Your task is to copy every line of the records below that contains "with".

[Records excerpted from a collection]

┄┄┄┄┄┄

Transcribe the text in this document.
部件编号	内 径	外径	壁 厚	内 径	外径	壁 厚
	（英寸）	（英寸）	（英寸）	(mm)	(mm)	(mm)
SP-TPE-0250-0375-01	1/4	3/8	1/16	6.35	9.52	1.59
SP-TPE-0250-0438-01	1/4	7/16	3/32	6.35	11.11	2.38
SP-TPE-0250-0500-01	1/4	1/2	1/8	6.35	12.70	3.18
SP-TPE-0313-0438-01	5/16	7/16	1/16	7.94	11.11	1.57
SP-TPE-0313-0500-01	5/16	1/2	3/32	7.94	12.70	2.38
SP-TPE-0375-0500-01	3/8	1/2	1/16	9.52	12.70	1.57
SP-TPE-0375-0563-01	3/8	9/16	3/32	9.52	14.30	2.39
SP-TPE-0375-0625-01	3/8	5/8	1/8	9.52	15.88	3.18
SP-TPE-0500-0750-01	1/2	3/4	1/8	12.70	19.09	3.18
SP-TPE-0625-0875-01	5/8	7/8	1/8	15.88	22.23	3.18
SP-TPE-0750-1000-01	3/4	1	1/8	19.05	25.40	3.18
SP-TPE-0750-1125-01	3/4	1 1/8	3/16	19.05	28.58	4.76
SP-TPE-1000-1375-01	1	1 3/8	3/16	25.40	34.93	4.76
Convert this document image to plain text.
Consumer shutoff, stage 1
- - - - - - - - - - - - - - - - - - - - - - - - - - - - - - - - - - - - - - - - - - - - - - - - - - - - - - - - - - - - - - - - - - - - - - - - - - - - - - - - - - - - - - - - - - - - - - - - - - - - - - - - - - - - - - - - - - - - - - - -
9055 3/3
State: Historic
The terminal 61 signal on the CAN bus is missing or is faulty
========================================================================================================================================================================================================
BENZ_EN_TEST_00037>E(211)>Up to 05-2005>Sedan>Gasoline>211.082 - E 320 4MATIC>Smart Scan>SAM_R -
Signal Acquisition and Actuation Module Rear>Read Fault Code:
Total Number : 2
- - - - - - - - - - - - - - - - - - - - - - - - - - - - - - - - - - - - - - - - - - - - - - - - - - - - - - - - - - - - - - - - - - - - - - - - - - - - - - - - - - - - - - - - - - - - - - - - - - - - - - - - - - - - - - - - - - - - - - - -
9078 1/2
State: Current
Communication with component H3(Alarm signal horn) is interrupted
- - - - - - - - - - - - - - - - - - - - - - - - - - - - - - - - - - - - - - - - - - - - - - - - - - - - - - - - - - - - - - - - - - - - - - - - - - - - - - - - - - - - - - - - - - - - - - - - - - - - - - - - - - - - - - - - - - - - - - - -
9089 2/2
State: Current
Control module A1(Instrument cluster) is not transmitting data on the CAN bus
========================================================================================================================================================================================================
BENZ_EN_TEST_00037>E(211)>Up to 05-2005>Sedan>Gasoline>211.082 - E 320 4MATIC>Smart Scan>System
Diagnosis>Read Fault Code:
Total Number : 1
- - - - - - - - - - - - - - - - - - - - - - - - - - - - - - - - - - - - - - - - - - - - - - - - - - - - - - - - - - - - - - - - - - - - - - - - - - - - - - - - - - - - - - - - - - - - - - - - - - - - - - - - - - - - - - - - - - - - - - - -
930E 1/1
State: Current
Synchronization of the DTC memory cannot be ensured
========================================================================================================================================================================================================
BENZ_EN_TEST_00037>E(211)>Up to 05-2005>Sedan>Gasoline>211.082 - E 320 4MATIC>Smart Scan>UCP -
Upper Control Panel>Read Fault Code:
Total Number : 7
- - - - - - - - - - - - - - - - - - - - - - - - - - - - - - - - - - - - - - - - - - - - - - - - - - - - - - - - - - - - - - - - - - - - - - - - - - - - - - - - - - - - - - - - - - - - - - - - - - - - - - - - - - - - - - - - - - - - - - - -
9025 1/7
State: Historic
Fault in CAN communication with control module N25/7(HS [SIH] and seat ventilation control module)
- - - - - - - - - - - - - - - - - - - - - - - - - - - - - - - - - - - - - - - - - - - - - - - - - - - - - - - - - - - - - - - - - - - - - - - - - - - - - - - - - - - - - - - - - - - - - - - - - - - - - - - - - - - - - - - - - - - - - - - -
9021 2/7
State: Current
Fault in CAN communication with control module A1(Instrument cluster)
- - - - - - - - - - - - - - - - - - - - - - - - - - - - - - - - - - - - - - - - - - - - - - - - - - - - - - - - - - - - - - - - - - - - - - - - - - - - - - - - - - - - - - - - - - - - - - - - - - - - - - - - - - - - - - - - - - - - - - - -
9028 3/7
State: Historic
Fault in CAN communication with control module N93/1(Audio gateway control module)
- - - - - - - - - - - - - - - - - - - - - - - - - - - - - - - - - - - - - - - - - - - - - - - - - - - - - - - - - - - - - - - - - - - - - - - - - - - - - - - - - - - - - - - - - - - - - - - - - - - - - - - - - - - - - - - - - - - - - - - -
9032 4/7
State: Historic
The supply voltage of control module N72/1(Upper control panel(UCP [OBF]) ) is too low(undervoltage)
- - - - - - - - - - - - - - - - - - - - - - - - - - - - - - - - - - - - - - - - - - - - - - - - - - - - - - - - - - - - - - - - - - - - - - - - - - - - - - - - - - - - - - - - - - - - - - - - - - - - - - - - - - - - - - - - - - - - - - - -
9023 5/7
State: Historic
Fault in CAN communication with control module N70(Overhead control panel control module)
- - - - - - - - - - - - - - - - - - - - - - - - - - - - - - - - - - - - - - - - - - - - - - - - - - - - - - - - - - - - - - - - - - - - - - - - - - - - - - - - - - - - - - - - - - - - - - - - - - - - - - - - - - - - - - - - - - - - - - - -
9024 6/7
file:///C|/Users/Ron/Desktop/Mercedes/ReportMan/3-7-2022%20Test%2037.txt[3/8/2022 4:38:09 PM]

┄┄┄┄┄┄

▸ **ANSWER BELOW**:
Communication with component H3(Alarm signal horn) is interrupted
Fault in CAN communication with control module N25/7(HS [SIH] and seat ventilation control module)
Fault in CAN communication with control module A1(Instrument cluster)
Fault in CAN communication with control module N93/1(Audio gateway control module)
Fault in CAN communication with control module N70(Overhead control panel control module)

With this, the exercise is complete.